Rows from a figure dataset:
++++
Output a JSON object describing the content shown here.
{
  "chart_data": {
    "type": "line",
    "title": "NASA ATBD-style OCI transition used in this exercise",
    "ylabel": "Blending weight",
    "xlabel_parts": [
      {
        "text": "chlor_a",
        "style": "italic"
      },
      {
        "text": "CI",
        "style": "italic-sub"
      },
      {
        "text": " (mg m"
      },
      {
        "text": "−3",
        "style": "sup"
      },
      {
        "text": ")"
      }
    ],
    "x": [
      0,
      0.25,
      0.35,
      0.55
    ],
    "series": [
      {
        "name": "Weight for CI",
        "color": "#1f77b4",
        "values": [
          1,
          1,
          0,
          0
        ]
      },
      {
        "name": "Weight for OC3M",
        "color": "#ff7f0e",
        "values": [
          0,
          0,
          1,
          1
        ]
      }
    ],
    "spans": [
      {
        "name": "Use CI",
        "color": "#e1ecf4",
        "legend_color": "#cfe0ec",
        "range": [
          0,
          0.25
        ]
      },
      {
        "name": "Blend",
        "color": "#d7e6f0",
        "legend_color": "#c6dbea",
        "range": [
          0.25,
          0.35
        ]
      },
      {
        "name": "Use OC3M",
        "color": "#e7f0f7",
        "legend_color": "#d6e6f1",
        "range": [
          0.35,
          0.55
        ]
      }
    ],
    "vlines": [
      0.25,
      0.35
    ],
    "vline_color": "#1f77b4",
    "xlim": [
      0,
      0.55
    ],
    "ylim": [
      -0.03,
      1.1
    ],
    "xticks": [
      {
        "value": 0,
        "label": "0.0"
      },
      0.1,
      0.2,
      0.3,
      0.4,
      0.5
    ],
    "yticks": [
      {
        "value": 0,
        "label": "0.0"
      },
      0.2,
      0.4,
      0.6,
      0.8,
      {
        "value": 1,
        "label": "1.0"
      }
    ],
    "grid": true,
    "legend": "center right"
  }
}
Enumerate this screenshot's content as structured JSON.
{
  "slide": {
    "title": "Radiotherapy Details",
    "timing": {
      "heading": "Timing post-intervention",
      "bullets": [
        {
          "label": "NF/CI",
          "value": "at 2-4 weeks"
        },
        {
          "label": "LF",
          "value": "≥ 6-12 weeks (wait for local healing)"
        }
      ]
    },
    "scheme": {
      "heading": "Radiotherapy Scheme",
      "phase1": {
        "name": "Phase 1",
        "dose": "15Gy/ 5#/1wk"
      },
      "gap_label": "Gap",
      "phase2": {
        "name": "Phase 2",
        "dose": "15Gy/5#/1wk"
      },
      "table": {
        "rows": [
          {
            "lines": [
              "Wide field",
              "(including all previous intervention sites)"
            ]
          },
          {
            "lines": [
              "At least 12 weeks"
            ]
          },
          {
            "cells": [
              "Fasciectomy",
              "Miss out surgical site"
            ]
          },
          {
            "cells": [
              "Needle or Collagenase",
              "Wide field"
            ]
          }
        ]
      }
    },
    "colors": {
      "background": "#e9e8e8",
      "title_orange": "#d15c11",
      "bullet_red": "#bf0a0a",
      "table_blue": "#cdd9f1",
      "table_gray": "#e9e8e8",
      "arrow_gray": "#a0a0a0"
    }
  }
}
++++
Goal of the exercise: Write the material out exactly, with nothing left out.

Written answer:
Output a JSON object describing the content shown here.
{
  "chart_data": {
    "type": "line",
    "title": "NASA ATBD-style OCI transition used in this exercise",
    "ylabel": "Blending weight",
    "xlabel_parts": [
      {
        "text": "chlor_a",
        "style": "italic"
      },
      {
        "text": "CI",
        "style": "italic-sub"
      },
      {
        "text": " (mg m"
      },
      {
        "text": "−3",
        "style": "sup"
      },
      {
        "text": ")"
      }
    ],
    "x": [
      0,
      0.25,
      0.35,
      0.55
    ],
    "series": [
      {
        "name": "Weight for CI",
        "color": "#1f77b4",
        "values": [
          1,
          1,
          0,
          0
        ]
      },
      {
        "name": "Weight for OC3M",
        "color": "#ff7f0e",
        "values": [
          0,
          0,
          1,
          1
        ]
      }
    ],
    "spans": [
      {
        "name": "Use CI",
        "color": "#e1ecf4",
        "legend_color": "#cfe0ec",
        "range": [
          0,
          0.25
        ]
      },
      {
        "name": "Blend",
        "color": "#d7e6f0",
        "legend_color": "#c6dbea",
        "range": [
          0.25,
          0.35
        ]
      },
      {
        "name": "Use OC3M",
        "color": "#e7f0f7",
        "legend_color": "#d6e6f1",
        "range": [
          0.35,
          0.55
        ]
      }
    ],
    "vlines": [
      0.25,
      0.35
    ],
    "vline_color": "#1f77b4",
    "xlim": [
      0,
      0.55
    ],
    "ylim": [
      -0.03,
      1.1
    ],
    "xticks": [
      {
        "value": 0,
        "label": "0.0"
      },
      0.1,
      0.2,
      0.3,
      0.4,
      0.5
    ],
    "yticks": [
      {
        "value": 0,
        "label": "0.0"
      },
      0.2,
      0.4,
      0.6,
      0.8,
      {
        "value": 1,
        "label": "1.0"
      }
    ],
    "grid": true,
    "legend": "center right"
  }
}
Enumerate this screenshot's content as structured JSON.
{
  "slide": {
    "title": "Radiotherapy Details",
    "timing": {
      "heading": "Timing post-intervention",
      "bullets": [
        {
          "label": "NF/CI",
          "value": "at 2-4 weeks"
        },
        {
          "label": "LF",
          "value": "≥ 6-12 weeks (wait for local healing)"
        }
      ]
    },
    "scheme": {
      "heading": "Radiotherapy Scheme",
      "phase1": {
        "name": "Phase 1",
        "dose": "15Gy/ 5#/1wk"
      },
      "gap_label": "Gap",
      "phase2": {
        "name": "Phase 2",
        "dose": "15Gy/5#/1wk"
      },
      "table": {
        "rows": [
          {
            "lines": [
              "Wide field",
              "(including all previous intervention sites)"
            ]
          },
          {
            "lines": [
              "At least 12 weeks"
            ]
          },
          {
            "cells": [
              "Fasciectomy",
              "Miss out surgical site"
            ]
          },
          {
            "cells": [
              "Needle or Collagenase",
              "Wide field"
            ]
          }
        ]
      }
    },
    "colors": {
      "background": "#e9e8e8",
      "title_orange": "#d15c11",
      "bullet_red": "#bf0a0a",
      "table_blue": "#cdd9f1",
      "table_gray": "#e9e8e8",
      "arrow_gray": "#a0a0a0"
    }
  }
}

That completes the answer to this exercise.